- **TASK REQUIREMENTS**
1) In the LilyPond discussion, what does James Harkins call the main problem?
2) Continue the LilyPond discussion from its last sentence.

START STUDY TEXT

On Dec 2, 2013 9:40 PM, "James Harkins" <address@hidden> wrote:
>
> Keith OHara <k-ohara5a5a <at> oco.net> writes:
>
> > Of course specifying time in terms of durations is more convenient
> > than specifying absolute time, or we would need to change every
> > following note when we insert a few measures.
>
> Assuming that "durations" and "absolute time" are the only two options. I'm
> not making that assumption. I don't know what the solution would look like
> (yet), but I think any solution would involve a higher-level representation
> than LilyPond code currently expresses well.
>
> > It does come up often that we want to say
> >   full-measure-rest until the next key-change
> > or
> >   skip until the next rehearsal mark
> > or sometimes even
> >   drone D until the double-bar
> > If we had an easy way to enter a duration of until-X, then ability to
> > place the next note X comes naturally.  Sometimes 'X' is the end of
> > the entire piece.  Would that ease the difficulties mentioned above ?
>
> It might, if such a function would conform the full-bar rests to the time
> signatures (which may be in another parallel _expression_). This still depends
> on some external marker. If it could handle something like "... until the
> next rehearsal mark - 4 bars," that could help somewhat, but it wouldn't
> help every case. Suppose I need to insert a bar, 2 bars before that
> rehearsal mark. Then I have to change the function invocation to "next
> rehearsal mark - 5 bars." Error prone. Basically the only way is to do as
> much as you can by hand, compile the PDF, and then track down the mistakes.
>
>
> As I see it, the main problem is that there is no reliable way in LilyPond
> to know the absolute time of any music _expression_. Within a music
> _expression_, you know the time relative to the start of the _expression_. But
> you can use the same music variable at 2, 3 or 10 different absolute time
> points -- and you can make another score using the same variable (in an
> include file) that places the variable at time points that are different
> from the first score. Inserting a bar at m25 in one score, and inserting a
> different bar at m33 of the second score, would make a complete hash out of
> the variable's source code in the include file.

END STUDY TEXT
START RECORDED DATA

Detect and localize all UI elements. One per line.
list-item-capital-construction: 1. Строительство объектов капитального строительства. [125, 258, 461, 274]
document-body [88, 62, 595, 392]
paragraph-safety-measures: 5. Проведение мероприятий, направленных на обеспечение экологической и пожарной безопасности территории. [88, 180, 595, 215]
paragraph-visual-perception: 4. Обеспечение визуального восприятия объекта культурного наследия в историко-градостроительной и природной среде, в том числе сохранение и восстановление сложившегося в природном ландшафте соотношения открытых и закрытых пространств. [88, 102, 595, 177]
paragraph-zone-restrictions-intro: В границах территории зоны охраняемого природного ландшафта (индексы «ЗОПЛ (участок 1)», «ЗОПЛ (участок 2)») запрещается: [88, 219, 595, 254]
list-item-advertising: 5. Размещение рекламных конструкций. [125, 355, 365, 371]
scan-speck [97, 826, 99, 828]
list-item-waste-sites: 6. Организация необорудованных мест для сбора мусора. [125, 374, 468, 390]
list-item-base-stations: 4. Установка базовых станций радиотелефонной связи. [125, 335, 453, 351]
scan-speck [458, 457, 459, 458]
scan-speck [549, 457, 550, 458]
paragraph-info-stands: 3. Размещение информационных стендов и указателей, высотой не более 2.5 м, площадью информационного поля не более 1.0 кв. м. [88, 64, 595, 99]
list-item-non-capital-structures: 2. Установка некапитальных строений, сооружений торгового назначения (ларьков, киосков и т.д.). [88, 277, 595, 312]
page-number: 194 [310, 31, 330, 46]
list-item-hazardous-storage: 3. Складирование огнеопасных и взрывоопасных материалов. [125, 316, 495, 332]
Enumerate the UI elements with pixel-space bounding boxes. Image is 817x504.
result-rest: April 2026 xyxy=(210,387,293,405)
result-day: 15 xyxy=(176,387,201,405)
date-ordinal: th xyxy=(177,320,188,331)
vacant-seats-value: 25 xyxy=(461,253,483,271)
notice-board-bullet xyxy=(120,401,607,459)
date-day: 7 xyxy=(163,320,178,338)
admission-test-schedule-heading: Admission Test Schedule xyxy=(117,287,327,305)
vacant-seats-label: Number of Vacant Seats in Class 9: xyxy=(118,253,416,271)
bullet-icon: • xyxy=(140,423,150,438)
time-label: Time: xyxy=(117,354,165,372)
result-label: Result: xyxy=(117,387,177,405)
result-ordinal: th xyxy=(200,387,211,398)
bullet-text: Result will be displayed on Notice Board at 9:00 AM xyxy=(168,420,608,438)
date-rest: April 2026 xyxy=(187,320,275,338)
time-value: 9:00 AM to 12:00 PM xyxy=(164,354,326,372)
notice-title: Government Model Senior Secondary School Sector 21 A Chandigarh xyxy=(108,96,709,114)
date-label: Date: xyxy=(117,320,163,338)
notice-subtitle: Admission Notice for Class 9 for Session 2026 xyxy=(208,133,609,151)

END RECORDED DATA

- **ANSWERS TO THE PROBLEMS**
1) There is no reliable way in LilyPond to know the absolute time of any music expression.

2)
>
> The level of complexity involved to ask Frescobaldi or another editor to do
> this is nightmarish to consider. The editor would have to divide --
> automatically -- variables into sub-variables, and somehow associate the
> automatically-generated variables with one and only one score. I don't think
> it's worth it (assuming it's even possible -- and I have serious doubts
> about that).
>
> That's why I said I think LilyPond's input structure might be too low-level
> for this use case. The LilyPond language is clumsy at expressing this
> macro-level of bar-and-meter structure -- clumsy, because it requires
> redundancy in the manual input. And I'm not sure that it's worth messing
> around with the LP language itself, because it expresses the information
> required to engrave a score quite well. It doesn't express the information
> required to /edit/ the score conveniently. If there were an alternate input
> language that /does/ express editing information more straightforwardly,
> this language could write LP code for engraving -- similar to the way that
> FAUST (Functional AUdio STream language) expresses DSP algorithms at a high
> level and writes C++ for them, or Emacs/org-mode exports its own markup
> syntax to LaTeX, HTML, Markdown etc.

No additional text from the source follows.